* **PROMPT**
Please retype the records below exactly, leaving out any pictures.

┌─ DATA EXCERPTS

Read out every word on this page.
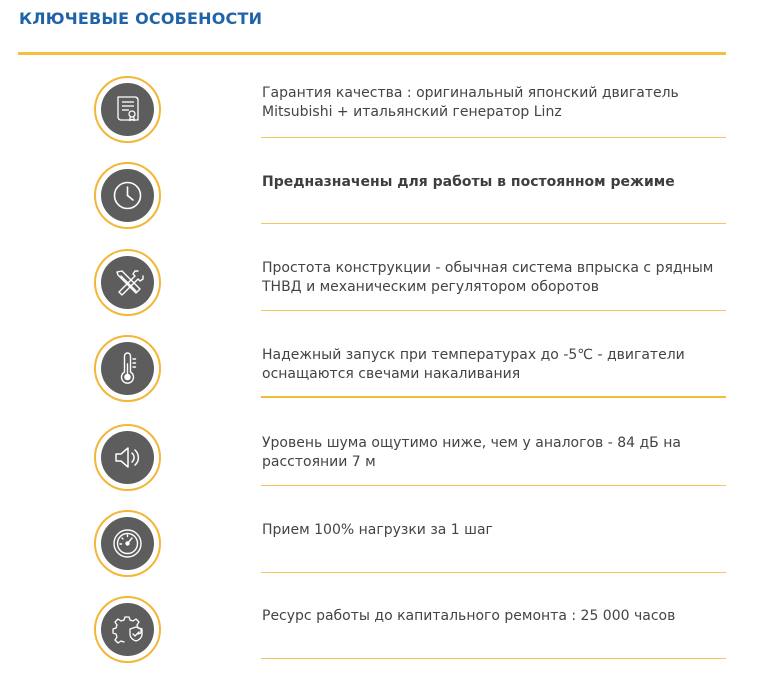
КЛЮЧЕВЫЕ ОСОБЕНОСТИ
Гарантия качества : оригинальный японский двигатель Mitsubishi + итальянский генератор Linz
Предназначены для работы в постоянном режиме
Простота конструкции - обычная система впрыска с рядным ТНВД и механическим регулятором оборотов
Надежный запуск при температурах до -5℃ - двигатели оснащаются свечами накаливания
Уровень шума ощутимо ниже, чем у аналогов - 84 дБ на расстоянии 7 м
Прием 100% нагрузки за 1 шаг
Ресурс работы до капитального ремонта : 25 000 часов
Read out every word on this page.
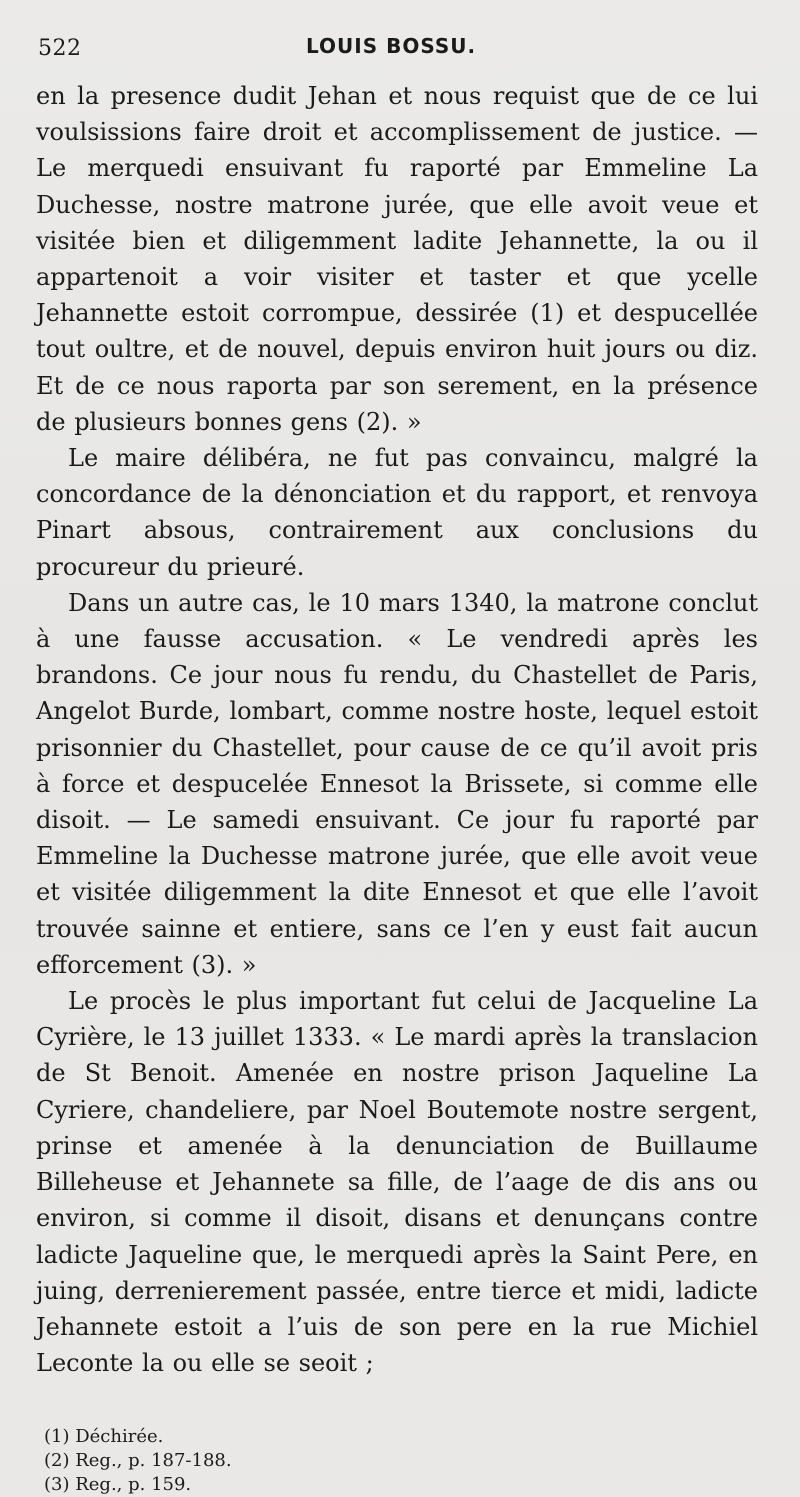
522	LOUIS BOSSU.

en la presence dudit Jehan et nous requist que de ce lui voulsissions faire droit et accomplissement de justice. — Le merquedi ensuivant fu raporté par Emmeline La Duchesse, nostre matrone jurée, que elle avoit veue et visitée bien et diligemment ladite Jehannette, la ou il appartenoit a voir visiter et taster et que ycelle Jehannette estoit corrompue, dessirée (1) et despucellée tout oultre, et de nouvel, depuis environ huit jours ou diz. Et de ce nous raporta par son serement, en la présence de plusieurs bonnes gens (2). »

Le maire délibéra, ne fut pas convaincu, malgré la concordance de la dénonciation et du rapport, et renvoya Pinart absous, contrairement aux conclusions du procureur du prieuré.

Dans un autre cas, le 10 mars 1340, la matrone conclut à une fausse accusation. « Le vendredi après les brandons. Ce jour nous fu rendu, du Chastellet de Paris, Angelot Burde, lombart, comme nostre hoste, lequel estoit prisonnier du Chastellet, pour cause de ce qu’il avoit pris à force et despucelée Ennesot la Brissete, si comme elle disoit. — Le samedi ensuivant. Ce jour fu raporté par Emmeline la Duchesse matrone jurée, que elle avoit veue et visitée diligemment la dite Ennesot et que elle l’avoit trouvée sainne et entiere, sans ce l’en y eust fait aucun efforcement (3). »

Le procès le plus important fut celui de Jacqueline La Cyrière, le 13 juillet 1333. « Le mardi après la translacion de St Benoit. Amenée en nostre prison Jaqueline La Cyriere, chandeliere, par Noel Boutemote nostre sergent, prinse et amenée à la denunciation de Buillaume Billeheuse et Jehannete sa fille, de l’aage de dis ans ou environ, si comme il disoit, disans et denunçans contre ladicte Jaqueline que, le merquedi après la Saint Pere, en juing, derrenierement passée, entre tierce et midi, ladicte Jehannete estoit a l’uis de son pere en la rue Michiel Leconte la ou elle se seoit ;

(1) Déchirée.

(2) Reg., p. 187-188.

(3) Reg., p. 159.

└─

* **TASK SOLUTION**
Read out every word on this page.
КЛЮЧЕВЫЕ ОСОБЕНОСТИ
Гарантия качества : оригинальный японский двигатель Mitsubishi + итальянский генератор Linz
Предназначены для работы в постоянном режиме
Простота конструкции - обычная система впрыска с рядным ТНВД и механическим регулятором оборотов
Надежный запуск при температурах до -5℃ - двигатели оснащаются свечами накаливания
Уровень шума ощутимо ниже, чем у аналогов - 84 дБ на расстоянии 7 м
Прием 100% нагрузки за 1 шаг
Ресурс работы до капитального ремонта : 25 000 часов
Read out every word on this page.
522	LOUIS BOSSU.

en la presence dudit Jehan et nous requist que de ce lui voulsissions faire droit et accomplissement de justice. — Le merquedi ensuivant fu raporté par Emmeline La Duchesse, nostre matrone jurée, que elle avoit veue et visitée bien et diligemment ladite Jehannette, la ou il appartenoit a voir visiter et taster et que ycelle Jehannette estoit corrompue, dessirée (1) et despucellée tout oultre, et de nouvel, depuis environ huit jours ou diz. Et de ce nous raporta par son serement, en la présence de plusieurs bonnes gens (2). »

Le maire délibéra, ne fut pas convaincu, malgré la concordance de la dénonciation et du rapport, et renvoya Pinart absous, contrairement aux conclusions du procureur du prieuré.

Dans un autre cas, le 10 mars 1340, la matrone conclut à une fausse accusation. « Le vendredi après les brandons. Ce jour nous fu rendu, du Chastellet de Paris, Angelot Burde, lombart, comme nostre hoste, lequel estoit prisonnier du Chastellet, pour cause de ce qu’il avoit pris à force et despucelée Ennesot la Brissete, si comme elle disoit. — Le samedi ensuivant. Ce jour fu raporté par Emmeline la Duchesse matrone jurée, que elle avoit veue et visitée diligemment la dite Ennesot et que elle l’avoit trouvée sainne et entiere, sans ce l’en y eust fait aucun efforcement (3). »

Le procès le plus important fut celui de Jacqueline La Cyrière, le 13 juillet 1333. « Le mardi après la translacion de St Benoit. Amenée en nostre prison Jaqueline La Cyriere, chandeliere, par Noel Boutemote nostre sergent, prinse et amenée à la denunciation de Buillaume Billeheuse et Jehannete sa fille, de l’aage de dis ans ou environ, si comme il disoit, disans et denunçans contre ladicte Jaqueline que, le merquedi après la Saint Pere, en juing, derrenierement passée, entre tierce et midi, ladicte Jehannete estoit a l’uis de son pere en la rue Michiel Leconte la ou elle se seoit ;

(1) Déchirée.

(2) Reg., p. 187-188.

(3) Reg., p. 159.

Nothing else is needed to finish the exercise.